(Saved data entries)
────────────────────────────────────────
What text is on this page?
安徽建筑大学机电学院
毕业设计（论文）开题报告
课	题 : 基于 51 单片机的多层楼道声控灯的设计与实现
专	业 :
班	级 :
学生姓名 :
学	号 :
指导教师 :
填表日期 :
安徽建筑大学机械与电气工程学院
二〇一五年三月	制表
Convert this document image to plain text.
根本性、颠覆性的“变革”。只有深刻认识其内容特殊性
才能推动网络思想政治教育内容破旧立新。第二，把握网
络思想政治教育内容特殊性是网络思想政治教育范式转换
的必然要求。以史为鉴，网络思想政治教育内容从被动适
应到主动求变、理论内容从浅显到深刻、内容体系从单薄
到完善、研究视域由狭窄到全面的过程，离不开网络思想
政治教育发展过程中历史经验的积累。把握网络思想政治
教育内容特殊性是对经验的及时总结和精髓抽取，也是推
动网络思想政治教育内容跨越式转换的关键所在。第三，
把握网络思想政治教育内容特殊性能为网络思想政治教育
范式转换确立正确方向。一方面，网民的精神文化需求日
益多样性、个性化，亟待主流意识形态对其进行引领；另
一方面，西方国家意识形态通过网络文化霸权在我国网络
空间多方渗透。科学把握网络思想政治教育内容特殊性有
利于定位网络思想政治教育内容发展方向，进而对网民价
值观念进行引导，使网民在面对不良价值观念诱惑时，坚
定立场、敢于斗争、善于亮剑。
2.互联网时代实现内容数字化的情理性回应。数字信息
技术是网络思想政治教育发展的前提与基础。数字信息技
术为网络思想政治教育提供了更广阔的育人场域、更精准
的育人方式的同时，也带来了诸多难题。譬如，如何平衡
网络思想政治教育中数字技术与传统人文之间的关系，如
────────────────────────────────────────
- Short problem -
Write the entries again, exactly as they stand.

- Solution -
What text is on this page?
安徽建筑大学机电学院
毕业设计（论文）开题报告
课	题 : 基于 51 单片机的多层楼道声控灯的设计与实现
专	业 :
班	级 :
学生姓名 :
学	号 :
指导教师 :
填表日期 :
安徽建筑大学机械与电气工程学院
二〇一五年三月	制表
Convert this document image to plain text.
根本性、颠覆性的“变革”。只有深刻认识其内容特殊性
才能推动网络思想政治教育内容破旧立新。第二，把握网
络思想政治教育内容特殊性是网络思想政治教育范式转换
的必然要求。以史为鉴，网络思想政治教育内容从被动适
应到主动求变、理论内容从浅显到深刻、内容体系从单薄
到完善、研究视域由狭窄到全面的过程，离不开网络思想
政治教育发展过程中历史经验的积累。把握网络思想政治
教育内容特殊性是对经验的及时总结和精髓抽取，也是推
动网络思想政治教育内容跨越式转换的关键所在。第三，
把握网络思想政治教育内容特殊性能为网络思想政治教育
范式转换确立正确方向。一方面，网民的精神文化需求日
益多样性、个性化，亟待主流意识形态对其进行引领；另
一方面，西方国家意识形态通过网络文化霸权在我国网络
空间多方渗透。科学把握网络思想政治教育内容特殊性有
利于定位网络思想政治教育内容发展方向，进而对网民价
值观念进行引导，使网民在面对不良价值观念诱惑时，坚
定立场、敢于斗争、善于亮剑。
2.互联网时代实现内容数字化的情理性回应。数字信息
技术是网络思想政治教育发展的前提与基础。数字信息技
术为网络思想政治教育提供了更广阔的育人场域、更精准
的育人方式的同时，也带来了诸多难题。譬如，如何平衡
网络思想政治教育中数字技术与传统人文之间的关系，如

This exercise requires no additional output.